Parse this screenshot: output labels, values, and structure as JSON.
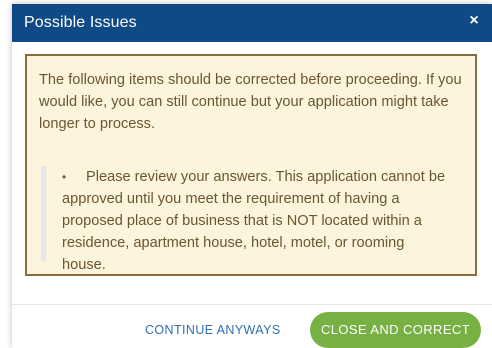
{
  "dialog": {
    "title": "Possible Issues",
    "close_glyph": "×",
    "close_icon": "close-icon"
  },
  "warning": {
    "intro": "The following items should be corrected before proceeding. If you would like, you can still continue but your application might take longer to process.",
    "issues": [
      {
        "bullet": "•",
        "text": "Please review your answers. This application cannot be approved until you meet the requirement of having a proposed place of business that is NOT located within a residence, apartment house, hotel, motel, or rooming house."
      }
    ]
  },
  "footer": {
    "continue_label": "CONTINUE ANYWAYS",
    "primary_label": "CLOSE AND CORRECT"
  },
  "colors": {
    "header_bg": "#0f4a86",
    "warning_bg": "#fcf4dc",
    "warning_border": "#8a6d3b",
    "warning_text": "#6b5632",
    "link": "#2f6fb0",
    "primary_button": "#77b144"
  }
}
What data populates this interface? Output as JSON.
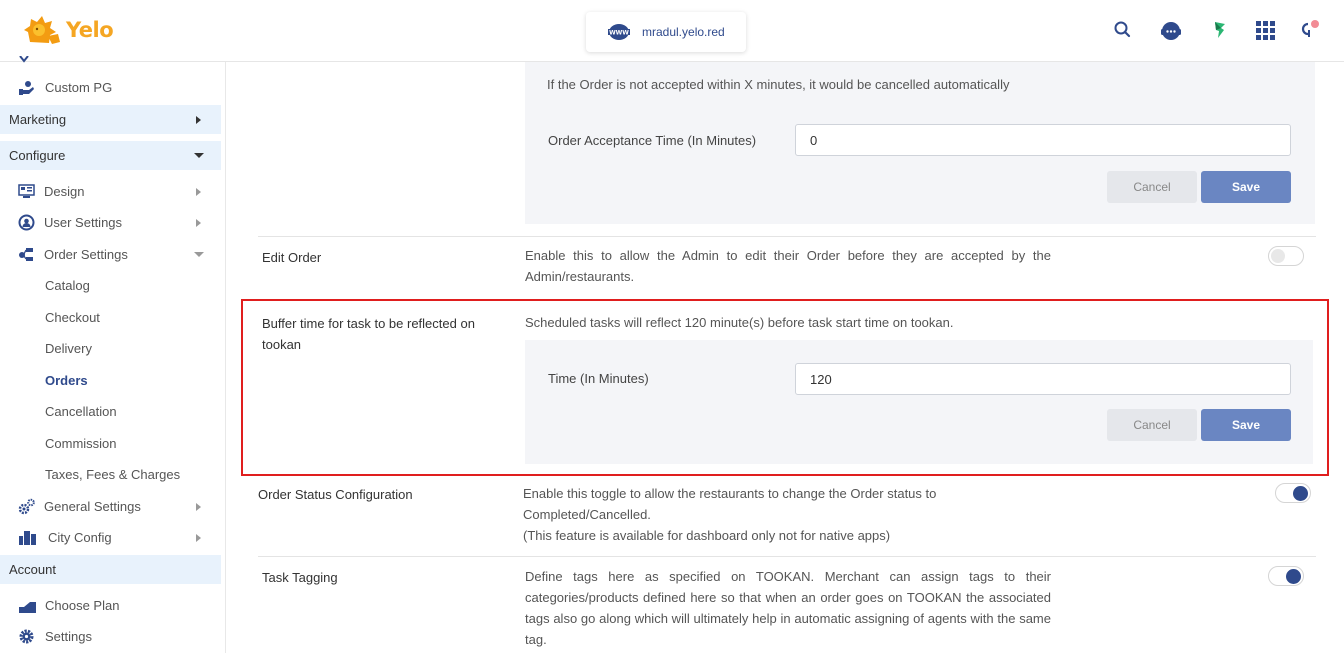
{
  "header": {
    "brand": "Yelo",
    "domain": "mradul.yelo.red",
    "icons": [
      "search-icon",
      "support-chat-icon",
      "tookan-icon",
      "apps-grid-icon",
      "profile-notification-icon"
    ]
  },
  "sidebar": {
    "partial_item": "Custom PG",
    "sections": {
      "marketing": "Marketing",
      "configure": "Configure",
      "account": "Account"
    },
    "configure_items": {
      "design": "Design",
      "user_settings": "User Settings",
      "order_settings": "Order Settings",
      "general_settings": "General Settings",
      "city_config": "City Config"
    },
    "order_settings_sub": [
      "Catalog",
      "Checkout",
      "Delivery",
      "Orders",
      "Cancellation",
      "Commission",
      "Taxes, Fees & Charges"
    ],
    "active_sub": "Orders",
    "account_items": {
      "choose_plan": "Choose Plan",
      "settings": "Settings"
    }
  },
  "main": {
    "order_acceptance": {
      "description": "If the Order is not accepted within X minutes, it would be cancelled automatically",
      "field_label": "Order Acceptance Time (In Minutes)",
      "field_value": "0",
      "cancel_label": "Cancel",
      "save_label": "Save"
    },
    "edit_order": {
      "title": "Edit Order",
      "description": "Enable this to allow the Admin to edit their Order before they are accepted by the Admin/restaurants.",
      "enabled": false
    },
    "buffer_time": {
      "title": "Buffer time for task to be reflected on tookan",
      "description": "Scheduled tasks will reflect 120 minute(s) before task start time on tookan.",
      "field_label": "Time (In Minutes)",
      "field_value": "120",
      "cancel_label": "Cancel",
      "save_label": "Save"
    },
    "order_status_config": {
      "title": "Order Status Configuration",
      "description_line1": "Enable this toggle to allow the restaurants to change the Order status to",
      "description_line2": "Completed/Cancelled.",
      "description_line3": "(This feature is available for dashboard only not for native apps)",
      "enabled": true
    },
    "task_tagging": {
      "title": "Task Tagging",
      "description": "Define tags here as specified on TOOKAN. Merchant can assign tags to their categories/products defined here so that when an order goes on TOOKAN the associated tags also go along which will ultimately help in automatic assigning of agents with the same tag.",
      "enabled": true
    }
  },
  "colors": {
    "brand": "#f5a623",
    "primary": "#2f4a8c",
    "save_button": "#6a86c2",
    "highlight": "#e01e1e",
    "section_bg": "#e8f2fc"
  }
}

#### WRITTEN EXERCISE:
Find every line in the entries that includes the word "your", then state how many there are and nothing else.

#### SOLUTION FOR THIS PROBLEM:
2